→ **Aim**: Filter out everything except lines holding "图中所示操作错误".

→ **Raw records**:
┄┄┄┄┄┄┄┄┄┄

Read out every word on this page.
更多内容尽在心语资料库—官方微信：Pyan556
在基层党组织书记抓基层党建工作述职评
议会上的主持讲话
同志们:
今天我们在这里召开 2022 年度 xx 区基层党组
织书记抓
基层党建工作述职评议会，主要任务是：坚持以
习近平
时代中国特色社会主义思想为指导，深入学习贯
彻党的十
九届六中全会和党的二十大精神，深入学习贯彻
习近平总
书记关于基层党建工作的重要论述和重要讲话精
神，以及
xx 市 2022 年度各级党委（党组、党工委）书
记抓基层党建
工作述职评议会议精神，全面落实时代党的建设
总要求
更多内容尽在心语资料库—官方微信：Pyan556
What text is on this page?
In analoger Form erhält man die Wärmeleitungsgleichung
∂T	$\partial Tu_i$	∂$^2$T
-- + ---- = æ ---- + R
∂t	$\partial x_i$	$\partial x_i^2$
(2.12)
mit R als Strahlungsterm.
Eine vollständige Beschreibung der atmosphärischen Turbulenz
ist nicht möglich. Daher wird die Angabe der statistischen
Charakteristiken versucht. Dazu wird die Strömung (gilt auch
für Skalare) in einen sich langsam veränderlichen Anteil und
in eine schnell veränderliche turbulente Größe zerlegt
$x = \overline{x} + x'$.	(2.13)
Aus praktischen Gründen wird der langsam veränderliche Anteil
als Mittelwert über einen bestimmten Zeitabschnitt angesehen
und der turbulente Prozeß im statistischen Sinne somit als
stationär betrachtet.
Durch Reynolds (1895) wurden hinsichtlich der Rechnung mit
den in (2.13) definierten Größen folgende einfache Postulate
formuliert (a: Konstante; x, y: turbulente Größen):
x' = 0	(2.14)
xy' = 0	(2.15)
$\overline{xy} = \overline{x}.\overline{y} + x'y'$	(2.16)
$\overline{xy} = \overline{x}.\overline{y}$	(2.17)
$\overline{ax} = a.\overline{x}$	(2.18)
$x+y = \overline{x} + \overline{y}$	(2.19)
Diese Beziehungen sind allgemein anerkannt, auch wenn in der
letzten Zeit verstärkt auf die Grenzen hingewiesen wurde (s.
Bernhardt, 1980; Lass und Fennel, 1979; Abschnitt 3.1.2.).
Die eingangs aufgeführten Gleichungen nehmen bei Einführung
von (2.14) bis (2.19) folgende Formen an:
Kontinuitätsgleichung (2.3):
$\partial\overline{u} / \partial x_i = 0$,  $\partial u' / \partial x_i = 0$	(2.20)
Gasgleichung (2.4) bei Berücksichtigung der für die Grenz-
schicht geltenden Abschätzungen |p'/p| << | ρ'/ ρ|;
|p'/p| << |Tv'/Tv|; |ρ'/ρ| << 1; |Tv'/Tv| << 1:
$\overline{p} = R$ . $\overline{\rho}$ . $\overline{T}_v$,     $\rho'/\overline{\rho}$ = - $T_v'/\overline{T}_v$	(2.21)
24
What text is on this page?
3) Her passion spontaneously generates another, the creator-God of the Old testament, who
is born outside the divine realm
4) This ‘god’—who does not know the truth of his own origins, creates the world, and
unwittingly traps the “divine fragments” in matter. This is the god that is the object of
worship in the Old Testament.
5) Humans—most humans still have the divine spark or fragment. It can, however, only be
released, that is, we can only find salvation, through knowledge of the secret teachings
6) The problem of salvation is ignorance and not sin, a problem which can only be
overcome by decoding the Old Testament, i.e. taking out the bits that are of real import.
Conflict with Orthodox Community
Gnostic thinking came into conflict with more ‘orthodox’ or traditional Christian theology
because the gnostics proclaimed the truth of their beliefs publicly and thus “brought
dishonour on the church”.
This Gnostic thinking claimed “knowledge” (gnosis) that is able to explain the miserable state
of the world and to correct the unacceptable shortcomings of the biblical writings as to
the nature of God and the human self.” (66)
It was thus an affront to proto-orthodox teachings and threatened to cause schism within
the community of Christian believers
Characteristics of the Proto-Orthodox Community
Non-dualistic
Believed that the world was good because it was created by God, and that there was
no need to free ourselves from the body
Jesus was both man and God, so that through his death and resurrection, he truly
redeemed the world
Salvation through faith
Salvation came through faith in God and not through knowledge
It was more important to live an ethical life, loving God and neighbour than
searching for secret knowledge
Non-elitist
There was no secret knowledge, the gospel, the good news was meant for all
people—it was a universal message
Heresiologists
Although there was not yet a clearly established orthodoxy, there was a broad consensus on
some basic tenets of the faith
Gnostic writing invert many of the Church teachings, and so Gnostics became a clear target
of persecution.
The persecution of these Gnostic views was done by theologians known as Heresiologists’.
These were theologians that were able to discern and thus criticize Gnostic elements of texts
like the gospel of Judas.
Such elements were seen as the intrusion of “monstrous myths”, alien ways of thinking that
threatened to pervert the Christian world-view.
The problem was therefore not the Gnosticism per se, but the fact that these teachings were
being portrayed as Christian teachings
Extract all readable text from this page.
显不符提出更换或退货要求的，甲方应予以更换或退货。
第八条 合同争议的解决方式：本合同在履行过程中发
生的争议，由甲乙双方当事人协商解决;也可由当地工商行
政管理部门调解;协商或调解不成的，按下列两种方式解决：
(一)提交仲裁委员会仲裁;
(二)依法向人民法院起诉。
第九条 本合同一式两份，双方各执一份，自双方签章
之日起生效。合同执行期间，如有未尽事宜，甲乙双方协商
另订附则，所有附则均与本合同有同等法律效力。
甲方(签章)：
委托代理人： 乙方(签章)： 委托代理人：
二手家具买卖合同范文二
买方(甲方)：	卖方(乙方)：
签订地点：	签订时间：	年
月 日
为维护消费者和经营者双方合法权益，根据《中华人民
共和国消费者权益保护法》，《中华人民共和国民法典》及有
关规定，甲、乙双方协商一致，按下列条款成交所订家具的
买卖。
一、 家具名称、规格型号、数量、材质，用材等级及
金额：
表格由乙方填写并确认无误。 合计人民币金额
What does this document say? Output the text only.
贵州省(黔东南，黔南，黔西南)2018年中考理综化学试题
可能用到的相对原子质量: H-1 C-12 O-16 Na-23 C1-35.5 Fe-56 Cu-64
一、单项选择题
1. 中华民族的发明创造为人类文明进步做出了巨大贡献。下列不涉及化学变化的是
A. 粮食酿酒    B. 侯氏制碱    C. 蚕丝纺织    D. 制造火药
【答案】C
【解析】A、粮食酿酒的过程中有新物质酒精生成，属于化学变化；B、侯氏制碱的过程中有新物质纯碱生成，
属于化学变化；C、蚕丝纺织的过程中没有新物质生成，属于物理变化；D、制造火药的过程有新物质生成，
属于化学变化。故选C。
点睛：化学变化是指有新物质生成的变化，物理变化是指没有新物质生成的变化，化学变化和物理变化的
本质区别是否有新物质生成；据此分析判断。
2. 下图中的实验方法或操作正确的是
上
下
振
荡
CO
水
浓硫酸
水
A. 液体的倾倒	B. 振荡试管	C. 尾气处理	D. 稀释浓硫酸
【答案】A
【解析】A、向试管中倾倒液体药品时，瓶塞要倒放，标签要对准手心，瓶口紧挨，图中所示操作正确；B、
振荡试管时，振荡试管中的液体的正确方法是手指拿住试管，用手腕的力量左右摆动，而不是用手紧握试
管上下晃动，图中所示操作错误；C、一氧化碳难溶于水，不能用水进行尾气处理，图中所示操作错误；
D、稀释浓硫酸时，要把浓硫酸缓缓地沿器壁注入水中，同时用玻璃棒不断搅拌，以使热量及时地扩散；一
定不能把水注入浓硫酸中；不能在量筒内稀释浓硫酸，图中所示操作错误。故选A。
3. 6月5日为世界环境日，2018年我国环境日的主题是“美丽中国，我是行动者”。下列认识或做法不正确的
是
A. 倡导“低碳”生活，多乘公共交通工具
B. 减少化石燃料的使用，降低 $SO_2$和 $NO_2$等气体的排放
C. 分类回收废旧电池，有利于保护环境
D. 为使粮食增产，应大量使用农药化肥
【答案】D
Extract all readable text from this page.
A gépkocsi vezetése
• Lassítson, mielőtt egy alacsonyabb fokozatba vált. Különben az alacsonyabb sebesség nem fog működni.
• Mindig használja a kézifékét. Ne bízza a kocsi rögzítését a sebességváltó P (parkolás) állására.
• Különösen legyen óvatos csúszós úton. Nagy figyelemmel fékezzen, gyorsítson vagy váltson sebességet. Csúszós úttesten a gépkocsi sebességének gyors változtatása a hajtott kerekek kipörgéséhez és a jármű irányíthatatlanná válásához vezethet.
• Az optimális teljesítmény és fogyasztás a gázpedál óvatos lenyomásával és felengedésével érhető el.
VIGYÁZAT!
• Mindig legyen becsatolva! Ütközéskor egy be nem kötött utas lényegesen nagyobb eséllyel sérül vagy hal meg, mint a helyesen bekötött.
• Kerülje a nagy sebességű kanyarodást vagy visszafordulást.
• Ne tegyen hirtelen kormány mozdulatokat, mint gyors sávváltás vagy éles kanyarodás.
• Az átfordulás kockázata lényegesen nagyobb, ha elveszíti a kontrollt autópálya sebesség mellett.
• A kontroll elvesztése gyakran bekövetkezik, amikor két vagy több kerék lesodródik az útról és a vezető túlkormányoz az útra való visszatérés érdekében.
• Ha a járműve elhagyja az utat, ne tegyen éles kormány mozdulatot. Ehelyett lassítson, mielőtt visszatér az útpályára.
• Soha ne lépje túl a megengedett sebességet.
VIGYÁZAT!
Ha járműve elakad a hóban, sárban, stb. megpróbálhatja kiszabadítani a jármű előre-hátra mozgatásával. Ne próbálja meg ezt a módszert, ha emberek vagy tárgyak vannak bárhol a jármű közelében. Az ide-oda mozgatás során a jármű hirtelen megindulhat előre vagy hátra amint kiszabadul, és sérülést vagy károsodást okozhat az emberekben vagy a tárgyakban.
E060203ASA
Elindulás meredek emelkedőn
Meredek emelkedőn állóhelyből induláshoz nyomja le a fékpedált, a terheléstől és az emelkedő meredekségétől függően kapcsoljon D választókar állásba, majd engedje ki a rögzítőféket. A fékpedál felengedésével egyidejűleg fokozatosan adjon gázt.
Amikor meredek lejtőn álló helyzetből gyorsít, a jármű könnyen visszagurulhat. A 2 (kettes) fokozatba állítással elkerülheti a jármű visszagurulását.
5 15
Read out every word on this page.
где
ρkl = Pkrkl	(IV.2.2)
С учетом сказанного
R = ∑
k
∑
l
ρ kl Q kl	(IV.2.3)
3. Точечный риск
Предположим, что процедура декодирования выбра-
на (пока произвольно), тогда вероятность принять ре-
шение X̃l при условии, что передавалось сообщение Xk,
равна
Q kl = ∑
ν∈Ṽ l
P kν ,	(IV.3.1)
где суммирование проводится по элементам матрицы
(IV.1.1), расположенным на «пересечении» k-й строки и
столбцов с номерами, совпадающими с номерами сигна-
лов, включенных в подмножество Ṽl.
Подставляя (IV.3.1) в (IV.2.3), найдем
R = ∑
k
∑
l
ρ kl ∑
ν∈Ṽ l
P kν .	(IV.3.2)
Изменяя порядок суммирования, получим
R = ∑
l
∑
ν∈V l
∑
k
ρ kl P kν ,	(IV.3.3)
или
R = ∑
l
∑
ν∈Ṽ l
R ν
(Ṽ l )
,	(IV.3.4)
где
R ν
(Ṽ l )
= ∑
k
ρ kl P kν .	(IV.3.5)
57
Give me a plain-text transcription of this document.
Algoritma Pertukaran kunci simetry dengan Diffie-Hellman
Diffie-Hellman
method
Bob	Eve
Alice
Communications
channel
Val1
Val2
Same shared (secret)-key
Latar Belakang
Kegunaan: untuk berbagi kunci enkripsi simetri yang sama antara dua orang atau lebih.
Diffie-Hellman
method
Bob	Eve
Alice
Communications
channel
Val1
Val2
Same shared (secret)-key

┄┄┄┄┄┄┄┄┄┄

→ **Problem solution**:
管上下晃动，图中所示操作错误；C、一氧化碳难溶于水，不能用水进行尾气处理，图中所示操作错误；
定不能把水注入浓硫酸中；不能在量筒内稀释浓硫酸，图中所示操作错误。故选A。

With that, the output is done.